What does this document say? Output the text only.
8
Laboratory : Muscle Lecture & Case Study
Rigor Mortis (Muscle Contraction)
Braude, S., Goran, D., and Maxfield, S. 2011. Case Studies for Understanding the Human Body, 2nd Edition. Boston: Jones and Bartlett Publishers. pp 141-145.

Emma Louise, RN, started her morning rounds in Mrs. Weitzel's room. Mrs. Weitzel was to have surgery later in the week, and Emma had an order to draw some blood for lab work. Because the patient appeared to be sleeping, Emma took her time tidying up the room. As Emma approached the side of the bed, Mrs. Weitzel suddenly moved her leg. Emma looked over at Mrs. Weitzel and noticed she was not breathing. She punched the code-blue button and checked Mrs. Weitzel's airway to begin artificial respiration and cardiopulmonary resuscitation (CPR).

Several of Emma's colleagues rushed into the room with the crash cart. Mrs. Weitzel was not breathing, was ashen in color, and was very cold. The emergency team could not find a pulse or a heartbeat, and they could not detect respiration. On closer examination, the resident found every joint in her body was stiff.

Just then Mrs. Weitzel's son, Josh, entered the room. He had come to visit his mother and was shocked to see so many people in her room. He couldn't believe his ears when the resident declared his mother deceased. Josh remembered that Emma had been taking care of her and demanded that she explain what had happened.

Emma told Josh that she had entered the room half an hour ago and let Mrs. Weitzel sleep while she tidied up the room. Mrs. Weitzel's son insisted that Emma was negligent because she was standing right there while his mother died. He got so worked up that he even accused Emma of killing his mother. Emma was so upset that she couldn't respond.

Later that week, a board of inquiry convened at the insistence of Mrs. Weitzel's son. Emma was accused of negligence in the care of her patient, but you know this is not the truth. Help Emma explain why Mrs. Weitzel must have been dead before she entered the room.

********************

THE PROBLEM:
All entries must be repeated verbatim.

WRITTEN SOLUTION:
What does this document say? Output the text only.
8
Laboratory : Muscle Lecture & Case Study
Rigor Mortis (Muscle Contraction)
Braude, S., Goran, D., and Maxfield, S. 2011. Case Studies for Understanding the Human Body, 2nd Edition. Boston: Jones and Bartlett Publishers. pp 141-145.

Emma Louise, RN, started her morning rounds in Mrs. Weitzel's room. Mrs. Weitzel was to have surgery later in the week, and Emma had an order to draw some blood for lab work. Because the patient appeared to be sleeping, Emma took her time tidying up the room. As Emma approached the side of the bed, Mrs. Weitzel suddenly moved her leg. Emma looked over at Mrs. Weitzel and noticed she was not breathing. She punched the code-blue button and checked Mrs. Weitzel's airway to begin artificial respiration and cardiopulmonary resuscitation (CPR).

Several of Emma's colleagues rushed into the room with the crash cart. Mrs. Weitzel was not breathing, was ashen in color, and was very cold. The emergency team could not find a pulse or a heartbeat, and they could not detect respiration. On closer examination, the resident found every joint in her body was stiff.

Just then Mrs. Weitzel's son, Josh, entered the room. He had come to visit his mother and was shocked to see so many people in her room. He couldn't believe his ears when the resident declared his mother deceased. Josh remembered that Emma had been taking care of her and demanded that she explain what had happened.

Emma told Josh that she had entered the room half an hour ago and let Mrs. Weitzel sleep while she tidied up the room. Mrs. Weitzel's son insisted that Emma was negligent because she was standing right there while his mother died. He got so worked up that he even accused Emma of killing his mother. Emma was so upset that she couldn't respond.

Later that week, a board of inquiry convened at the insistence of Mrs. Weitzel's son. Emma was accused of negligence in the care of her patient, but you know this is not the truth. Help Emma explain why Mrs. Weitzel must have been dead before she entered the room.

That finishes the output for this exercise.